● Required work
Rewrite the stretch from the line containing "List all visible" through the line containing "bio-line: Artists Studio" below, swapping "portrait-photo" for "portrait-image" and leaving everything else as it is, with the pictures left out.

● Records for this task
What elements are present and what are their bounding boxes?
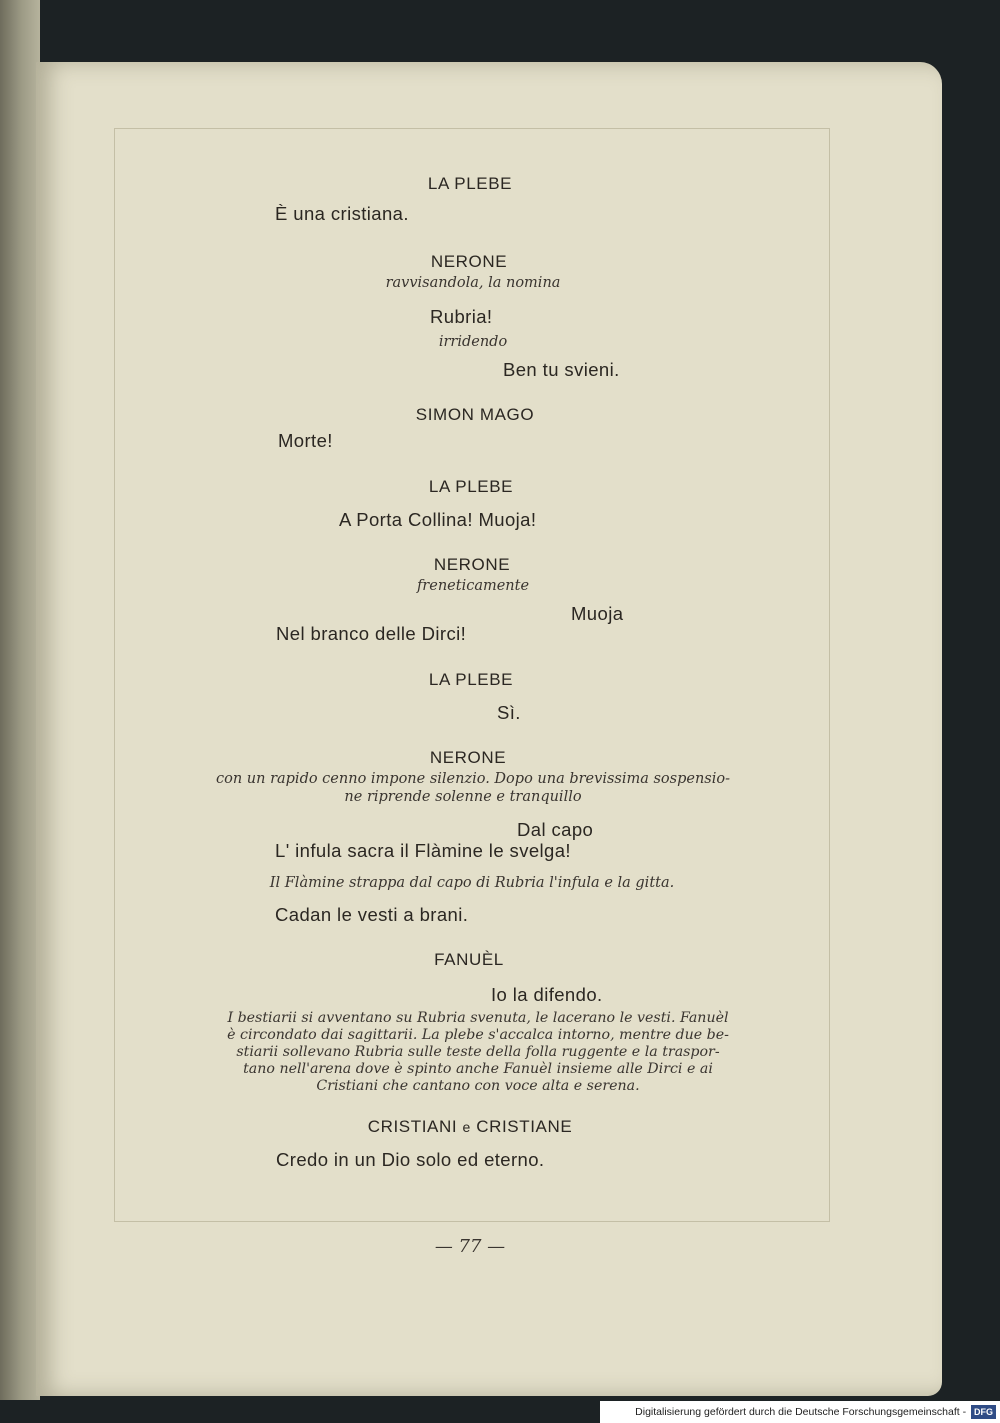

--

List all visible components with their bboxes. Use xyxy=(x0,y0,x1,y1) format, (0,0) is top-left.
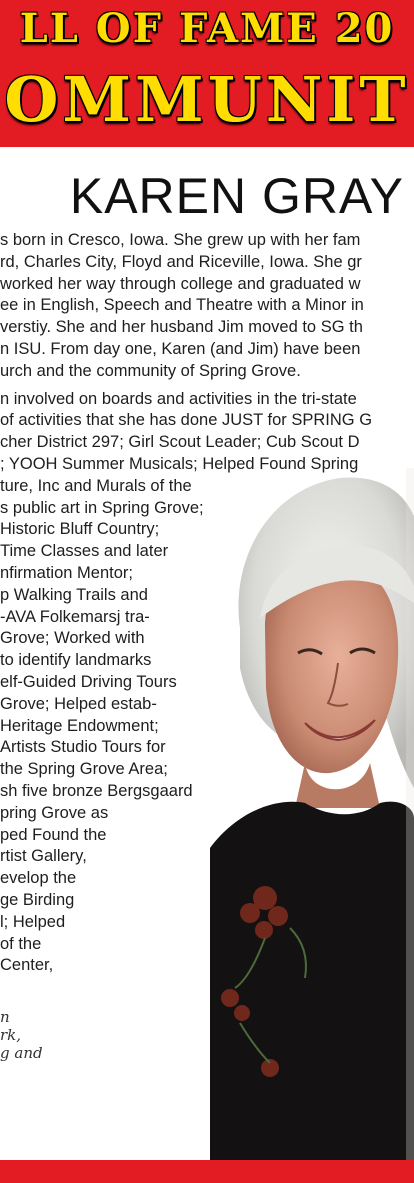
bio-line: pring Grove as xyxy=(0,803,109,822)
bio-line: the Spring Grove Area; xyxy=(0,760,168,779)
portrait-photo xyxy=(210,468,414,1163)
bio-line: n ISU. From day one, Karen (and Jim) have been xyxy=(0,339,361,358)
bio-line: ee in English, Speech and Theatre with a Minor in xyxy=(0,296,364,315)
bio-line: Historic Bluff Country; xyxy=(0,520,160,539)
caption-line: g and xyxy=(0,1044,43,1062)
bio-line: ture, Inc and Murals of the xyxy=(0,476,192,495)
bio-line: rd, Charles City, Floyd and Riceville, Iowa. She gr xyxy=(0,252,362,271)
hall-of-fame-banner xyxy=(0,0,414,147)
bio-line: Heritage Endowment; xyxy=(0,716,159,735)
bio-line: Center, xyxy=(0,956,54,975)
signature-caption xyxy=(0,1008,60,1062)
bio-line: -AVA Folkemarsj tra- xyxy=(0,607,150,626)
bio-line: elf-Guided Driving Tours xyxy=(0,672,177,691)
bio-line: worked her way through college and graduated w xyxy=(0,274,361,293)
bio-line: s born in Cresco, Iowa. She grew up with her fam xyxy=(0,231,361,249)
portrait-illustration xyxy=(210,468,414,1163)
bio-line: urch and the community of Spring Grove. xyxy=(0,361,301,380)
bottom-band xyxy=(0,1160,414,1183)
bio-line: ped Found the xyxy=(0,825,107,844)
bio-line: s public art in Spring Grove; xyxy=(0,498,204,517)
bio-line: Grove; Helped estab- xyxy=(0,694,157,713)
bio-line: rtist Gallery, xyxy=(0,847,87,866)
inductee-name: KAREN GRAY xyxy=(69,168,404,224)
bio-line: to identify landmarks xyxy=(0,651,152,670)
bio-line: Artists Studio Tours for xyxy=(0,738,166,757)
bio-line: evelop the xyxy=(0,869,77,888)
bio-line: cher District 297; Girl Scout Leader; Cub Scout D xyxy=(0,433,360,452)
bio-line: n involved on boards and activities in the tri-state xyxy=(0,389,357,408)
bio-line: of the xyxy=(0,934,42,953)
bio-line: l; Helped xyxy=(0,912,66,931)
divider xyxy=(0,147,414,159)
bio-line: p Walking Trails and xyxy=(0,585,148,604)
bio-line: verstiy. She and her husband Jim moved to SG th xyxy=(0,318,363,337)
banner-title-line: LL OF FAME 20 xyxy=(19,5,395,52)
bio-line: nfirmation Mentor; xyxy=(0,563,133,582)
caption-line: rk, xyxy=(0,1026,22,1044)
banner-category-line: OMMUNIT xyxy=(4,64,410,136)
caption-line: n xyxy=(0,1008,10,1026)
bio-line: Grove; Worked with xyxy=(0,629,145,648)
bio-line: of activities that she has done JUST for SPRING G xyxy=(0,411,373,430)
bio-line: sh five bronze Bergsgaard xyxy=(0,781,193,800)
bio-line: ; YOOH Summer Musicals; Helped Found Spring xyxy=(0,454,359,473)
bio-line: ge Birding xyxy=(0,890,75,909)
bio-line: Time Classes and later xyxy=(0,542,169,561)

● Full solution
List all visible components with their bboxes. Use xyxy=(x0,y0,x1,y1) format, (0,0) is top-left.
bio-line: pring Grove as xyxy=(0,803,109,822)
bio-line: the Spring Grove Area; xyxy=(0,760,168,779)
portrait-image xyxy=(210,468,414,1163)
bio-line: n ISU. From day one, Karen (and Jim) have been xyxy=(0,339,361,358)
bio-line: ee in English, Speech and Theatre with a Minor in xyxy=(0,296,364,315)
bio-line: Historic Bluff Country; xyxy=(0,520,160,539)
caption-line: g and xyxy=(0,1044,43,1062)
bio-line: ture, Inc and Murals of the xyxy=(0,476,192,495)
bio-line: rd, Charles City, Floyd and Riceville, Iowa. She gr xyxy=(0,252,362,271)
hall-of-fame-banner xyxy=(0,0,414,147)
bio-line: Heritage Endowment; xyxy=(0,716,159,735)
bio-line: Center, xyxy=(0,956,54,975)
signature-caption xyxy=(0,1008,60,1062)
bio-line: -AVA Folkemarsj tra- xyxy=(0,607,150,626)
bio-line: elf-Guided Driving Tours xyxy=(0,672,177,691)
bio-line: worked her way through college and graduated w xyxy=(0,274,361,293)
bio-line: s born in Cresco, Iowa. She grew up with her fam xyxy=(0,231,361,249)
portrait-illustration xyxy=(210,468,414,1163)
bio-line: urch and the community of Spring Grove. xyxy=(0,361,301,380)
bottom-band xyxy=(0,1160,414,1183)
bio-line: ped Found the xyxy=(0,825,107,844)
bio-line: s public art in Spring Grove; xyxy=(0,498,204,517)
bio-line: Grove; Helped estab- xyxy=(0,694,157,713)
bio-line: rtist Gallery, xyxy=(0,847,87,866)
inductee-name: KAREN GRAY xyxy=(69,168,404,224)
bio-line: to identify landmarks xyxy=(0,651,152,670)
bio-line: Artists Studio Tours for xyxy=(0,738,166,757)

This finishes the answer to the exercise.